YOUR TASK – Every line with the string "план" should be gathered.

STORED ROWS –
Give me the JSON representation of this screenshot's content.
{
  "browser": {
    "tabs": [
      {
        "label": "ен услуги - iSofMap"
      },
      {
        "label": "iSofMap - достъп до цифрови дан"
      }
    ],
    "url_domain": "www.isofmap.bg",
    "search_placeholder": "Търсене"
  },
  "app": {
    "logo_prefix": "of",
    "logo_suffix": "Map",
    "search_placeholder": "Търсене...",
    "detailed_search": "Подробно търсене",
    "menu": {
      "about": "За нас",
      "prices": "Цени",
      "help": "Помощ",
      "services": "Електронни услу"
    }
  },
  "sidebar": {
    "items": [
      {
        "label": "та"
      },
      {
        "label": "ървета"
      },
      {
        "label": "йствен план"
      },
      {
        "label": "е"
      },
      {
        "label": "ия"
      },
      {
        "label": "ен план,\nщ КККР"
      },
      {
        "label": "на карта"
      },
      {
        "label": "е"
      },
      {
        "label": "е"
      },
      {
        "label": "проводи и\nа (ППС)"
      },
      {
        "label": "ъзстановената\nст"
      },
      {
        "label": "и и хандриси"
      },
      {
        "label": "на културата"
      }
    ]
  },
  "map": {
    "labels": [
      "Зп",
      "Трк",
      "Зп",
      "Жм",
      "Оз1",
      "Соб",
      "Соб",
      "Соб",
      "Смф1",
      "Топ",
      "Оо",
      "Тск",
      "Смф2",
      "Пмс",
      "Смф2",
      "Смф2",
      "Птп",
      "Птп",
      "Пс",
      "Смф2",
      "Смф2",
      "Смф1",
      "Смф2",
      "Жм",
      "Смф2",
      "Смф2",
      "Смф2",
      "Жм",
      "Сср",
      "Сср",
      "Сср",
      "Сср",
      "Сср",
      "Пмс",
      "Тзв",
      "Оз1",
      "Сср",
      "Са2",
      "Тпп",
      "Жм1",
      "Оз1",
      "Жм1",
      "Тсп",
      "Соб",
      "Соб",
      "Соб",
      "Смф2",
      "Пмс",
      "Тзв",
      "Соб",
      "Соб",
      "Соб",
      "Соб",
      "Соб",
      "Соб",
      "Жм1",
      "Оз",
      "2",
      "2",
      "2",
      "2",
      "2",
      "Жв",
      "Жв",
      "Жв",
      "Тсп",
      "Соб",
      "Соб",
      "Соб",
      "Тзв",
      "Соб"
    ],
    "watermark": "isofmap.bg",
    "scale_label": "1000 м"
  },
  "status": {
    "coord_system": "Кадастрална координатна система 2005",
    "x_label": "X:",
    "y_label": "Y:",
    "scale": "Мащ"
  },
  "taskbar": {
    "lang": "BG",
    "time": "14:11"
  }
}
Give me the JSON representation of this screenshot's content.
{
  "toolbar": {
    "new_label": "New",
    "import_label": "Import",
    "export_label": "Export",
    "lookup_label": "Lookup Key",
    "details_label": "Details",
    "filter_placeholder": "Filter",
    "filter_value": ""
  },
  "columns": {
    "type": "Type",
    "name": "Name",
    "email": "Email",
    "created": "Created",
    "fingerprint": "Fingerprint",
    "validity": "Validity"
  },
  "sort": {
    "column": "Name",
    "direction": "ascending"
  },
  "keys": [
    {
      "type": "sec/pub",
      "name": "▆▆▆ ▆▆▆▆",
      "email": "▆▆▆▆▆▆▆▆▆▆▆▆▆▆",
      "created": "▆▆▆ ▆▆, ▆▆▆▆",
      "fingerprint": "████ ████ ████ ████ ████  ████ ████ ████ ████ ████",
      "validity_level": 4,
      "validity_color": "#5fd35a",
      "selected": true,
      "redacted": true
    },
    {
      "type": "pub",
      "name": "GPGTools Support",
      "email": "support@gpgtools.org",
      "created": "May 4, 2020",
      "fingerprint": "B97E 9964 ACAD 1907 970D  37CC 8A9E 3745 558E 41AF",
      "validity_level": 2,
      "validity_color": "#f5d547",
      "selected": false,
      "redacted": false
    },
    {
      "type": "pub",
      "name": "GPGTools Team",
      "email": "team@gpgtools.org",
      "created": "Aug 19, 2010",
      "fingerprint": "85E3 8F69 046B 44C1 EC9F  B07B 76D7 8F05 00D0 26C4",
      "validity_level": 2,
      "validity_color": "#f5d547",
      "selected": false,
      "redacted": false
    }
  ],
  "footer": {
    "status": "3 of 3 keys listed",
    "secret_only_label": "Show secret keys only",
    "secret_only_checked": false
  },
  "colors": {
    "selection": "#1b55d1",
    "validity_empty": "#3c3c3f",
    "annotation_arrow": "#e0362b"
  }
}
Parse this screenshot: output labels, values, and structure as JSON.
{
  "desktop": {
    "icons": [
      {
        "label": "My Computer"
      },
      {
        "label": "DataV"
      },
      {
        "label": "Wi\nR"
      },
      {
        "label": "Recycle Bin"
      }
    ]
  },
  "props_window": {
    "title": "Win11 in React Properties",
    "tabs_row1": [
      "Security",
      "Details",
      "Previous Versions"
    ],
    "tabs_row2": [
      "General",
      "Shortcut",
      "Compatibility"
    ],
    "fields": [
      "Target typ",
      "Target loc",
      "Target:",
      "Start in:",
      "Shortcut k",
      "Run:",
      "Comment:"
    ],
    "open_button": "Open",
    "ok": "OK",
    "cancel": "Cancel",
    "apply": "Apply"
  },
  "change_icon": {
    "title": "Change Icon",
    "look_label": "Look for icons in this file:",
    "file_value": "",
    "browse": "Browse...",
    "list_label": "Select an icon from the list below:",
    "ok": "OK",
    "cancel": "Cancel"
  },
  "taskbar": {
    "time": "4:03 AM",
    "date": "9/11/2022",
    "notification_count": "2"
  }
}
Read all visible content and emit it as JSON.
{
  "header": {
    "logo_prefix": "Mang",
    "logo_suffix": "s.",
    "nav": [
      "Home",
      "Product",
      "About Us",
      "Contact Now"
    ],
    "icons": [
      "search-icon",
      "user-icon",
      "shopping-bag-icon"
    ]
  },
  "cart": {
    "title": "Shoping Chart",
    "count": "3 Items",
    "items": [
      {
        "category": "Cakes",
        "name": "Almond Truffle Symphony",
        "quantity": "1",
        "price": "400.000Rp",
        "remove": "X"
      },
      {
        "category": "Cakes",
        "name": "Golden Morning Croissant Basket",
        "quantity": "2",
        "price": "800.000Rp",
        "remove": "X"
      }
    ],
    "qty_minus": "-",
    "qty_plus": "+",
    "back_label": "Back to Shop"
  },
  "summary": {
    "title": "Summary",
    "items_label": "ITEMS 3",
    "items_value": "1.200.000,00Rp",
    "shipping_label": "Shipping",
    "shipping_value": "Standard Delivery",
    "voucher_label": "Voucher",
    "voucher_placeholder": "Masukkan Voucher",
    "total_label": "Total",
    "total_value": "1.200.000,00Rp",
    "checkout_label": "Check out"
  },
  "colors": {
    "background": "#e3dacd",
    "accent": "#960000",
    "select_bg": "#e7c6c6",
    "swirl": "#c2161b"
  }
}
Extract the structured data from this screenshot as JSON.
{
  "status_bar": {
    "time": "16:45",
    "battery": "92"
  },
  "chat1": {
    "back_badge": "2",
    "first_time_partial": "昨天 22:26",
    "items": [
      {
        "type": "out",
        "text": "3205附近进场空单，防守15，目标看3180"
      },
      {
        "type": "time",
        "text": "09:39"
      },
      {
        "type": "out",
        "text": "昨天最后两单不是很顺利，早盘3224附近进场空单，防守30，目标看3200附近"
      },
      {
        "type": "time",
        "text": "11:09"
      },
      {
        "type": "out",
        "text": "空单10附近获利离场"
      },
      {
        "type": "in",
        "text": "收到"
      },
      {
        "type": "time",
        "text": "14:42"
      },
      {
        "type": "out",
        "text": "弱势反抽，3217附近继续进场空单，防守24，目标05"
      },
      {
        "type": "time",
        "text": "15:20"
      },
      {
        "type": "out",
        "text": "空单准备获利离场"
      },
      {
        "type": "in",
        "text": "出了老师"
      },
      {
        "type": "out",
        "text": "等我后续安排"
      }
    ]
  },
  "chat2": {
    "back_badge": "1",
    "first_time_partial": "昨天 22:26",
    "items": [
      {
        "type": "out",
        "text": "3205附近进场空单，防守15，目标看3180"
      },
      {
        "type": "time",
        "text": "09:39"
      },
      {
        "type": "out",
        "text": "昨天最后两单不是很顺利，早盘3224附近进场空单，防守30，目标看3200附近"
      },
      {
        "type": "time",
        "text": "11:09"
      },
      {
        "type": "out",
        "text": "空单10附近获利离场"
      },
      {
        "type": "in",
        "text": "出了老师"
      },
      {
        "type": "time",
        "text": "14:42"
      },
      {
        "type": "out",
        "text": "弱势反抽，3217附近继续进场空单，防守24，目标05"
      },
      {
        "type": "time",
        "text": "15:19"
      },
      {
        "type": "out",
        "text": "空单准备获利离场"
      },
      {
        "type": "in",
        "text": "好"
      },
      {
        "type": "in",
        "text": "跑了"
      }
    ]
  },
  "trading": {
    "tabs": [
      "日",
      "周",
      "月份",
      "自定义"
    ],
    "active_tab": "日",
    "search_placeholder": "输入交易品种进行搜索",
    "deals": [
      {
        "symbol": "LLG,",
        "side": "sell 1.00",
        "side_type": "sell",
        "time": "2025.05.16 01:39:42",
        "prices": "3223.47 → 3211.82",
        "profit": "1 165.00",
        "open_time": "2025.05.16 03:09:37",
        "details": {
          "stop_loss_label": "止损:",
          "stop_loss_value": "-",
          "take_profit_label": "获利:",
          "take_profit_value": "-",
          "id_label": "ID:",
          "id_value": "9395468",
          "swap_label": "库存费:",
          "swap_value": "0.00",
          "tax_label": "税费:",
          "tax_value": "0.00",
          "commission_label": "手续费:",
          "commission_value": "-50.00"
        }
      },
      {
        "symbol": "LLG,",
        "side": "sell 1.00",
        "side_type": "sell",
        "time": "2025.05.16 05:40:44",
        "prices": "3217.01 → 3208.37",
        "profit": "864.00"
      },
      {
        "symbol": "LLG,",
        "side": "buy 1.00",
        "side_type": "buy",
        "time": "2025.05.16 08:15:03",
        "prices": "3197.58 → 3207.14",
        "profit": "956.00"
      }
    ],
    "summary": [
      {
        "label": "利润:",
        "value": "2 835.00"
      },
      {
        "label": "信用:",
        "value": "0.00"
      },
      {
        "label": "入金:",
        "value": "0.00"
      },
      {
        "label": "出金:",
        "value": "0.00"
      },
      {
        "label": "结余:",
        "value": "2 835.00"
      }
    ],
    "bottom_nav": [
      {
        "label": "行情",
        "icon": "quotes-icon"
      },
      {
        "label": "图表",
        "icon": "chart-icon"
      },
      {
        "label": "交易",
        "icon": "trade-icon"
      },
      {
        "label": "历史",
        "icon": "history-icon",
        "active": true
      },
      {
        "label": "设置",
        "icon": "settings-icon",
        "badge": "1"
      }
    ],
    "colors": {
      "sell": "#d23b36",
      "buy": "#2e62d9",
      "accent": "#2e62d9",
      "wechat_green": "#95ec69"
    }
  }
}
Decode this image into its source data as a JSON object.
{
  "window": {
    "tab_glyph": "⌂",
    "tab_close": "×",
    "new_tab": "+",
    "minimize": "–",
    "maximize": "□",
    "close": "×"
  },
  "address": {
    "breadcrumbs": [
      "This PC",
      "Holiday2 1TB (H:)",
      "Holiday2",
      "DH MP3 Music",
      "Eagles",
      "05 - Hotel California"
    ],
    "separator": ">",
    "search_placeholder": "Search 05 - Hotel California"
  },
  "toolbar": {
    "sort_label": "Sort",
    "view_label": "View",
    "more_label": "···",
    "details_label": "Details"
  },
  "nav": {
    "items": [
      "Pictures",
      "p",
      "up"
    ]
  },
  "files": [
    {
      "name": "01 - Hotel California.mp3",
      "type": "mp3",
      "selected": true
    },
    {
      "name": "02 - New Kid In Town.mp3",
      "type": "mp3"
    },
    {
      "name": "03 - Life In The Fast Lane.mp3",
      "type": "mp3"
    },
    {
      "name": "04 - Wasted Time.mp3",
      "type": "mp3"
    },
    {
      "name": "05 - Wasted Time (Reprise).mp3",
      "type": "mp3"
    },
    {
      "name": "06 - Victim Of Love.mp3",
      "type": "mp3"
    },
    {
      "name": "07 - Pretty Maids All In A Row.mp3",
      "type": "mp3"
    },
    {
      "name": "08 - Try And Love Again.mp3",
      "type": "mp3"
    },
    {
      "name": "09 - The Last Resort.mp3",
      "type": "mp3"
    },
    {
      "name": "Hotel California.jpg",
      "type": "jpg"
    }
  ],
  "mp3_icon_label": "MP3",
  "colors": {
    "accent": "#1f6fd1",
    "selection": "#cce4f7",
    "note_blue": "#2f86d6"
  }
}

RESPONSE TO THE TASK –
        "label": "йствен план"
        "label": "ен план,\nщ КККР"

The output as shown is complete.